» INFORMATION SUPPLIED
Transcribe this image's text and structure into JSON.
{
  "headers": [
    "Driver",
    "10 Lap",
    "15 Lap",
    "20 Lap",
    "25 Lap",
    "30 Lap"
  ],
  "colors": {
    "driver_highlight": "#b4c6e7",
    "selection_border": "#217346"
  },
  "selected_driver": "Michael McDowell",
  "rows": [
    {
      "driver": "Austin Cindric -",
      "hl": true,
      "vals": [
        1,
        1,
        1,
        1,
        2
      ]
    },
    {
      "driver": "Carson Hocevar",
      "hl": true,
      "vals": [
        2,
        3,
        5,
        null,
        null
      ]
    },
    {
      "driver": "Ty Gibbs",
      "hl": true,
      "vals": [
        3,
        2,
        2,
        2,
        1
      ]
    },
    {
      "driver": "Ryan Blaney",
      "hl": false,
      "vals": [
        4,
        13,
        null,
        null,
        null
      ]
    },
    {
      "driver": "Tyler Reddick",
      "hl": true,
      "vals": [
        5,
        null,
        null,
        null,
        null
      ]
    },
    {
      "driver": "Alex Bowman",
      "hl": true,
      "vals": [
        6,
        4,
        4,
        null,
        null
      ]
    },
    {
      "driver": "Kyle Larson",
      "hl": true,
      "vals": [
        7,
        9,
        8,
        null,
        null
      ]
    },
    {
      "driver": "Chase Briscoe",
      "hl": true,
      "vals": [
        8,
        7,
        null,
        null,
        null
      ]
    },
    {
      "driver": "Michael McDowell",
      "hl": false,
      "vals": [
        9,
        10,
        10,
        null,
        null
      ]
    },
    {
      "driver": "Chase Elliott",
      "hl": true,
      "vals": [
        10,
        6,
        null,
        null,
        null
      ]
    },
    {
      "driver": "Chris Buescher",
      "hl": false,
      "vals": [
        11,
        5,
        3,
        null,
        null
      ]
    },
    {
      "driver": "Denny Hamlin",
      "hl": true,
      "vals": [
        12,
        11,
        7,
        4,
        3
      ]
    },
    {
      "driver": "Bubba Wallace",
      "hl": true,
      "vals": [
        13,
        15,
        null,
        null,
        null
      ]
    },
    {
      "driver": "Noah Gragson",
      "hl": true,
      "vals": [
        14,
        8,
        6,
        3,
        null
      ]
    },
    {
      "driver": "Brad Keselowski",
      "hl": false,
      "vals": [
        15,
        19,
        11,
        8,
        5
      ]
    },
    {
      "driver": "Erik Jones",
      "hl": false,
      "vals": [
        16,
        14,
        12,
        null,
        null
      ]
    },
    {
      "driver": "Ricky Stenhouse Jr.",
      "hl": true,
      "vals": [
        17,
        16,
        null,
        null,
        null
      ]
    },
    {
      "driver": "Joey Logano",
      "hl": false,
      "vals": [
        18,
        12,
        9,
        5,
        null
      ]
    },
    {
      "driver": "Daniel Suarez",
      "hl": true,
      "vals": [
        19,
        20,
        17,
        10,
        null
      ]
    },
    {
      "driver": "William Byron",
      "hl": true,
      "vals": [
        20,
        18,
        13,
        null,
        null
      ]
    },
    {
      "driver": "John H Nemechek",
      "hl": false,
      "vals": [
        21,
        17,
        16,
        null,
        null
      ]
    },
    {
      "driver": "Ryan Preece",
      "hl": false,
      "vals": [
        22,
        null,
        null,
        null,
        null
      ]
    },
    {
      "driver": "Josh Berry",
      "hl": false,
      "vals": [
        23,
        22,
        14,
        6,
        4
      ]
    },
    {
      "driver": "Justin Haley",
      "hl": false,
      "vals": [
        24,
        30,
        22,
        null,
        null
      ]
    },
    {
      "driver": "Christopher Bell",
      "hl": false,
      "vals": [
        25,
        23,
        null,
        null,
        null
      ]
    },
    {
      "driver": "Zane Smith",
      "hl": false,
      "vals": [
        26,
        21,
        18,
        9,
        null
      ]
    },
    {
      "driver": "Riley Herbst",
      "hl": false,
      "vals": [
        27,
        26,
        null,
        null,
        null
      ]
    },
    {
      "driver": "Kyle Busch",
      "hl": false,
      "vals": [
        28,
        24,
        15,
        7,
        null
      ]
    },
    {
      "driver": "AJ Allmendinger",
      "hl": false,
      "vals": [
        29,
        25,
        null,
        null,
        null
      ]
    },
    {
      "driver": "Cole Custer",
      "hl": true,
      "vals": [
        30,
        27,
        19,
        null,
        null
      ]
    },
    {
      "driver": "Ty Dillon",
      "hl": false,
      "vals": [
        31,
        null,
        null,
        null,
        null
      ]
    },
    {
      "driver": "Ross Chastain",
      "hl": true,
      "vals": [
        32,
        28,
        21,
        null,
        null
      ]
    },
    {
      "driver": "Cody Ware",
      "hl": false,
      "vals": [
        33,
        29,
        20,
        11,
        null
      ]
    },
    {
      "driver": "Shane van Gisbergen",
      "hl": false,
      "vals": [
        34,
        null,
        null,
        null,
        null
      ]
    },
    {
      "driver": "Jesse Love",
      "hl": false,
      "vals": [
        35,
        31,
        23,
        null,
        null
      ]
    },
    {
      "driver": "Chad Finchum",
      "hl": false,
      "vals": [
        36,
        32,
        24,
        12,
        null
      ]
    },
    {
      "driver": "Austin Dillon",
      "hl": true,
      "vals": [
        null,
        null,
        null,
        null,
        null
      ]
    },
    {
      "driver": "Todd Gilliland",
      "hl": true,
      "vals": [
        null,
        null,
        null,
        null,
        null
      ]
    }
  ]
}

» WHAT IS REQUIRED
Which lines hold the word "Ryan"? Copy all of them.

» SOLUTION TO THIS EXERCISE
      "driver": "Ryan Blaney",
      "driver": "Ryan Preece",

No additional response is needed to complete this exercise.